WHAT THIS EXERCISE ASKS —
1 – In the text on allocating an array from command line parameters, what compiler error does the asker report?
2 – Copy the text on allocating an array from command line parameters word for word, starting at "Reputation: 13" and ending at "trying to do.".

EXTRACTED TEXT —

— Start —

Buddy
Buddy

Reputation: 13

Allocate array from command line parameters

I am working on a small C application and I am capturing a value from the command line. I would like to capture the value and use it to initialize an array. Here is what I'm trying to do.

int main(int argc, char* argv[]) {
    int option = atoi(argv[2]);
    int values[option];
    ......
 }

I am getting a compilation because my option variable is not a const. Error: Error 2 error C2057: expected constant expression

Is there a way I can do this?

Thanks for your help!

Upvotes: 1

Views: 1586

Answers (2)

Jonathan Leffler
Jonathan Leffler

Reputation: 754050

If your compiler supports C99, then (if you don't mind living slightly dangerously, given that there is no check that argv[2] is defined or that the value in it can be converted to a sane positive integer), you can write:

#include <stdlib.h>
#include <stdio.h>
int main(int argc, char* argv[])
{
    int option = atoi(argv[2]);
    char *values[option];
    int i;
    int n = argc - 3;
    for (i = 0; i < n; i++)
        values[i] = argv[i+3];

    for (i = 0; i < n; i++)
        printf("values[%d] = %s\n", i, values[i]);
    return 0;
}

This compiles and runs, using the C99 VLA (variable-length array) feature. Note I changed the type of 'values' to a 'char *', mainly for laziness - to get something done.

The warning message looks like it comes from MSVC, and MSVC 2010 still does not support many of the extra features added to C99. For that environment, therefore, you will have to fall back onto memory allocation:

#include <stdlib.h>
#include <stdio.h>
int main(int argc, char* argv[])

— End —

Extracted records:
— Start —

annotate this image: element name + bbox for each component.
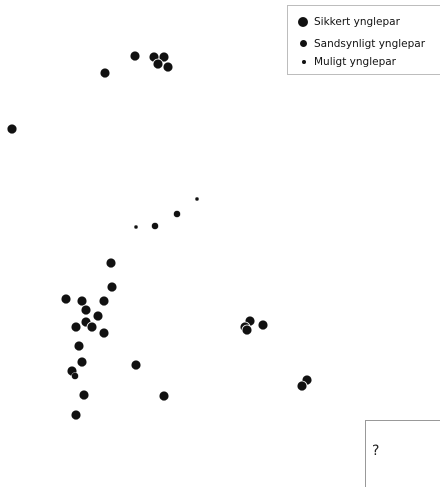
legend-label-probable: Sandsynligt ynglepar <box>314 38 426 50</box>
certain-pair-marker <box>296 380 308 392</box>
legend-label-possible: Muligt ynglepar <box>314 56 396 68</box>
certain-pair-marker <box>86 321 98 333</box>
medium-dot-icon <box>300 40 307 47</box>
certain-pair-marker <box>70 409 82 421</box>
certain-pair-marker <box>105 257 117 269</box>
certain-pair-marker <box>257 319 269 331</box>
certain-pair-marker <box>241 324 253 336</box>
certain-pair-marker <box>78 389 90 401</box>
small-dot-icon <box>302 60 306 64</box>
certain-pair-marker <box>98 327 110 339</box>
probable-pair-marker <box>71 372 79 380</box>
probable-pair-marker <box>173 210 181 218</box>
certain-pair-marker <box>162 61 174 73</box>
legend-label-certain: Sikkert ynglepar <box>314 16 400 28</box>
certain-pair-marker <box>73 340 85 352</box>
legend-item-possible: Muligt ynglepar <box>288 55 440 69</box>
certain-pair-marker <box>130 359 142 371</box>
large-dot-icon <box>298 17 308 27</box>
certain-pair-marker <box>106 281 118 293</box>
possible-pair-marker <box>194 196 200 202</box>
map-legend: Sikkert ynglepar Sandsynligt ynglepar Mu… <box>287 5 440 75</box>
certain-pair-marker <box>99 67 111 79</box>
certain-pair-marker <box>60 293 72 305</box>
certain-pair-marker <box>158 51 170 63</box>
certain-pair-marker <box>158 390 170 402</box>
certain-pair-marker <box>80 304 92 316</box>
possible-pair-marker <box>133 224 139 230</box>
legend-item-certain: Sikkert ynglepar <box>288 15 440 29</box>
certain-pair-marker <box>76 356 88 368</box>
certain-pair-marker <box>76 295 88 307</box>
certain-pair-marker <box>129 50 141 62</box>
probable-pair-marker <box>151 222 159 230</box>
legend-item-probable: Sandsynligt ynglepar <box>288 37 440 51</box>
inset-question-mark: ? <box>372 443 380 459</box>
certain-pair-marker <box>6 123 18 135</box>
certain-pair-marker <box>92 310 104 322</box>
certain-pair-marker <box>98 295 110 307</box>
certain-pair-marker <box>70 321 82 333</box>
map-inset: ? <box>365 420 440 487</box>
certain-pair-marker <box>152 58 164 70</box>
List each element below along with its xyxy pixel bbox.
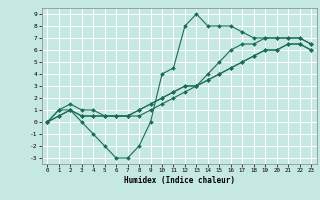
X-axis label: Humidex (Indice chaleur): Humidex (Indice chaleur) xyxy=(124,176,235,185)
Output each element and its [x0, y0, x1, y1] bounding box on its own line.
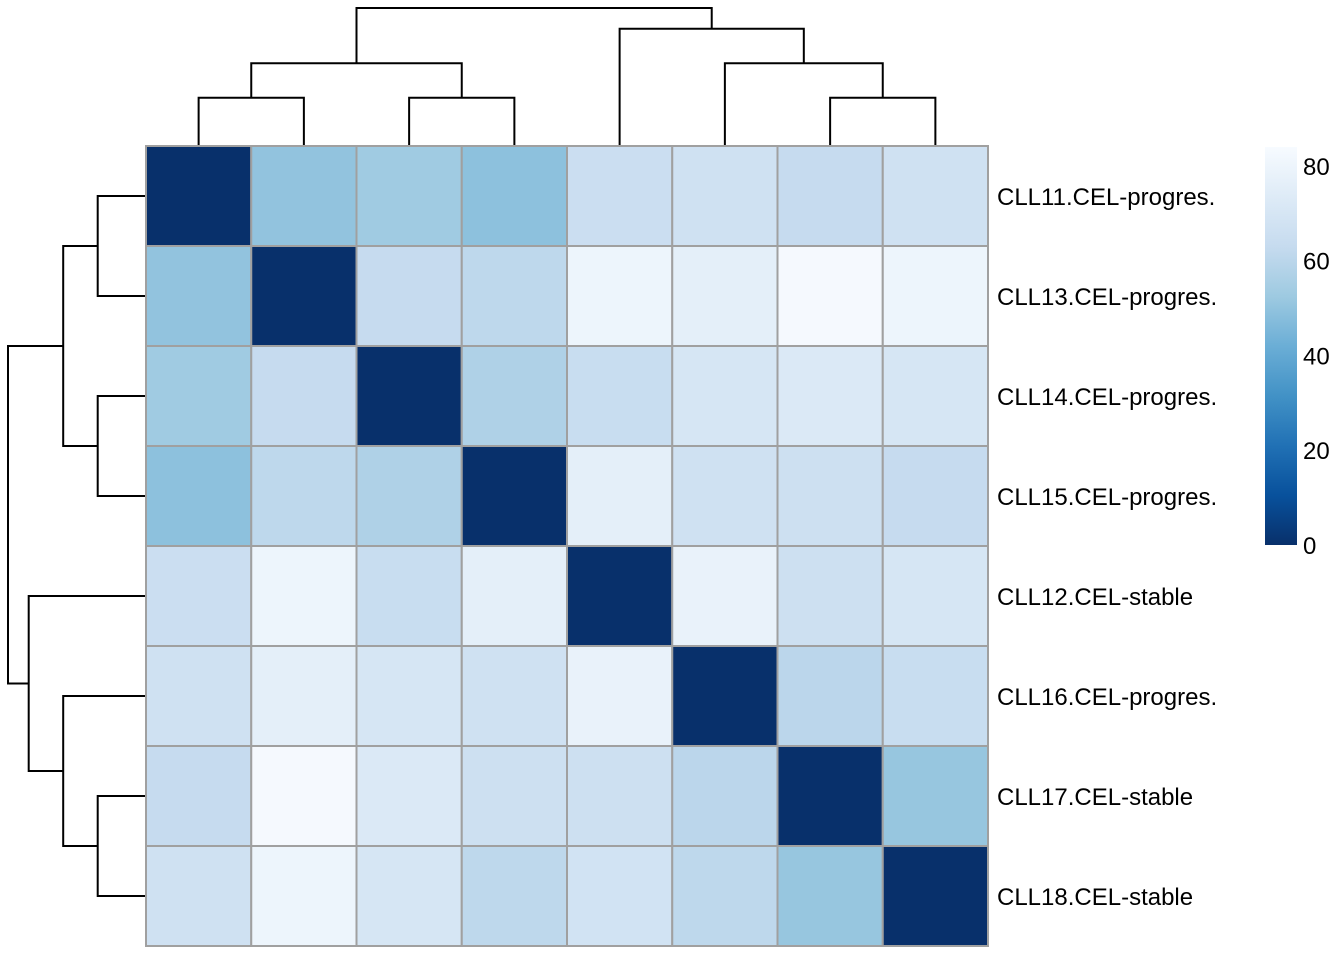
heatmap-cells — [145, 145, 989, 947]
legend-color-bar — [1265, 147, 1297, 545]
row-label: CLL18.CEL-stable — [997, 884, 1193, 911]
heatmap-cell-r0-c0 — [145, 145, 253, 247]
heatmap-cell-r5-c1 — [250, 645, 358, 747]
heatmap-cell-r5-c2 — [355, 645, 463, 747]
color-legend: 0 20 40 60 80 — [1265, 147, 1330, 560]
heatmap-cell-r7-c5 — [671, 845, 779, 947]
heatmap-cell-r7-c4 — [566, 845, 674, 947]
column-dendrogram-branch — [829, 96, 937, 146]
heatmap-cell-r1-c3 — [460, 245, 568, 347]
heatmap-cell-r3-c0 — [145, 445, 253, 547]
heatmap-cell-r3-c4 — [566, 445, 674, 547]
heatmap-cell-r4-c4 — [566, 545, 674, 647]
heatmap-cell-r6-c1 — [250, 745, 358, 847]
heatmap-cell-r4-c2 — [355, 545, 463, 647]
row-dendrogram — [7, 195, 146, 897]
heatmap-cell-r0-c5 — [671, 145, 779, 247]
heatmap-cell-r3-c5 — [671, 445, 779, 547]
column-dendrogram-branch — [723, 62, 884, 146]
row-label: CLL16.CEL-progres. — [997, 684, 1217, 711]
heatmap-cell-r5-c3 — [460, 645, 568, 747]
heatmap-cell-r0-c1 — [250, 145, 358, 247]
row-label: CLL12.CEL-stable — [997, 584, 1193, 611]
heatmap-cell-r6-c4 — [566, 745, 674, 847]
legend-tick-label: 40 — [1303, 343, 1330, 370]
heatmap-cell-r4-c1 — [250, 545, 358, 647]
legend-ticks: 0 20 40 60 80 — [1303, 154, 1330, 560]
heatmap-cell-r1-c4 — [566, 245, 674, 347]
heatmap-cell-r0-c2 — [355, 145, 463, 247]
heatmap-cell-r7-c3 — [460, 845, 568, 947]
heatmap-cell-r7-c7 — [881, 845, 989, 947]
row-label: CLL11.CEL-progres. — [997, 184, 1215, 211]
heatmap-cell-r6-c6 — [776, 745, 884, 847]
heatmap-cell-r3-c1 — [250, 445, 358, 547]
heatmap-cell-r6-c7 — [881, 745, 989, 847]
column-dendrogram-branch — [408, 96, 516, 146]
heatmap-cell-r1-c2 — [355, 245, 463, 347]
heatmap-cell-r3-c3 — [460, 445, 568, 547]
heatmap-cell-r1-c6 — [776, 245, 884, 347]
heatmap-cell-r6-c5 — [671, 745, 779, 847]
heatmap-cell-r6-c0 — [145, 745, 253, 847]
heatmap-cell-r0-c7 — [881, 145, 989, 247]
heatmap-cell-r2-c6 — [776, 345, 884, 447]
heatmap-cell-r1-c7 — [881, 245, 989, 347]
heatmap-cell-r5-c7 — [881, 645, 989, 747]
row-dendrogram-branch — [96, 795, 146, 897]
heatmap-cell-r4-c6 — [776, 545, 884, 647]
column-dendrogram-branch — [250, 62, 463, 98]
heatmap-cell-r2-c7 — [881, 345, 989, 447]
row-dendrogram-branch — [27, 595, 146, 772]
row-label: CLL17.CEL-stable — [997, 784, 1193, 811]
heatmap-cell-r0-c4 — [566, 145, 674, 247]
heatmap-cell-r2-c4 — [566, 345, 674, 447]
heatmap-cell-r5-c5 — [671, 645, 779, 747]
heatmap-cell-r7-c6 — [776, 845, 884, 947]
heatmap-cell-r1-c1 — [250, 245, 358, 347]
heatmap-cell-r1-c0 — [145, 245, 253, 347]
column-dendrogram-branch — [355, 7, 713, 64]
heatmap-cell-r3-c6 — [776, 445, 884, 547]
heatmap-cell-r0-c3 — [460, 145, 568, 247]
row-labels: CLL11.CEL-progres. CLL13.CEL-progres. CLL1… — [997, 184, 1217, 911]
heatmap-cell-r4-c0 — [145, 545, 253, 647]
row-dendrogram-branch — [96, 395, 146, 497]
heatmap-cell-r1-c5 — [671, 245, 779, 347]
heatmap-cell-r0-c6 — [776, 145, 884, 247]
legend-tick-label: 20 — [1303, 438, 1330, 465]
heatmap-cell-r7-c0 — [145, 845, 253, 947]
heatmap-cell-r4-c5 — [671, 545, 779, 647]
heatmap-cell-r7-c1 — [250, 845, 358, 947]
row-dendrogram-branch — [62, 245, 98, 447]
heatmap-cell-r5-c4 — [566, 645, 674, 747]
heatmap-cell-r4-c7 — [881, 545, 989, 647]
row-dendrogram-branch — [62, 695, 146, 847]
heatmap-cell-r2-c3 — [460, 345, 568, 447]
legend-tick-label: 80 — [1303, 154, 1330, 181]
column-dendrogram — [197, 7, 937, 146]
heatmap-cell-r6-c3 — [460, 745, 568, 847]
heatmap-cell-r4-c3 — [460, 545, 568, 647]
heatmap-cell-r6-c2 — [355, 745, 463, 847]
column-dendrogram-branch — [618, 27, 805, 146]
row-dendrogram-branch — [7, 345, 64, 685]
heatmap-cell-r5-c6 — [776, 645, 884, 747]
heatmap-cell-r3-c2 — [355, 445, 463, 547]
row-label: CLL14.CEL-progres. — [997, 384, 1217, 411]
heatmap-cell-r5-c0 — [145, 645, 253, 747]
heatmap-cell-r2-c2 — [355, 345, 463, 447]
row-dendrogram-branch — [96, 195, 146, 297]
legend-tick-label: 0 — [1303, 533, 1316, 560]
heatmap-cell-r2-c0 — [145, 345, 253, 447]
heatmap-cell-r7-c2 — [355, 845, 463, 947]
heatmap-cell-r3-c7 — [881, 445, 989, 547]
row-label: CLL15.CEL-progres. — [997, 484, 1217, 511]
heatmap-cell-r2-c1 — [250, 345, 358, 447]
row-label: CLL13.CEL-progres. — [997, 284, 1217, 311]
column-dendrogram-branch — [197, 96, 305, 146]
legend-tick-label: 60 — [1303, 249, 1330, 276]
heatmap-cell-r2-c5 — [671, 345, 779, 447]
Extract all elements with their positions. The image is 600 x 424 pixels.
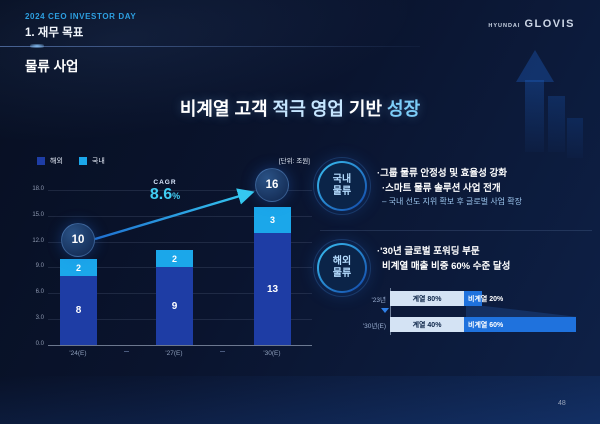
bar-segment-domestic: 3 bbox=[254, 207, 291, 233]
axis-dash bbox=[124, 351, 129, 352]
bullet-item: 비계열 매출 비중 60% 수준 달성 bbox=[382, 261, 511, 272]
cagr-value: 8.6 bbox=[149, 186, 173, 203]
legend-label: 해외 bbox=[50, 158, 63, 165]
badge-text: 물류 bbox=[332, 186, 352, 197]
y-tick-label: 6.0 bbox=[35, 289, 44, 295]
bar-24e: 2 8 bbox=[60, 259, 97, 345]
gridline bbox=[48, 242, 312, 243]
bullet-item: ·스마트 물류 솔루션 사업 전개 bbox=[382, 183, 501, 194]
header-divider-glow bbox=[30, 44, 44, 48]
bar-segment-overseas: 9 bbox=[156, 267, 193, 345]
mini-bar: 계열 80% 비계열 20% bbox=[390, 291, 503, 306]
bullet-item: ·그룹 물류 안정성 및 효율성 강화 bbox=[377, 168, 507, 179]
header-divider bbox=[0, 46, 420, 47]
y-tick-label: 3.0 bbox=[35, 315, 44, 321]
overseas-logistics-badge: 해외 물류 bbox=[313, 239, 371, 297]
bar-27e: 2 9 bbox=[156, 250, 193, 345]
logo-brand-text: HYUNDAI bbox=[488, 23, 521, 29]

— End —

ANSWERS PER TASK —
1 – Error C2057: expected constant expression.

2 –
Reputation: 13

Allocate array from command line parameters

I am working on a small C application and I am capturing a value from the command line. I would like to capture the value and use it to initialize an array. Here is what I'm trying to do.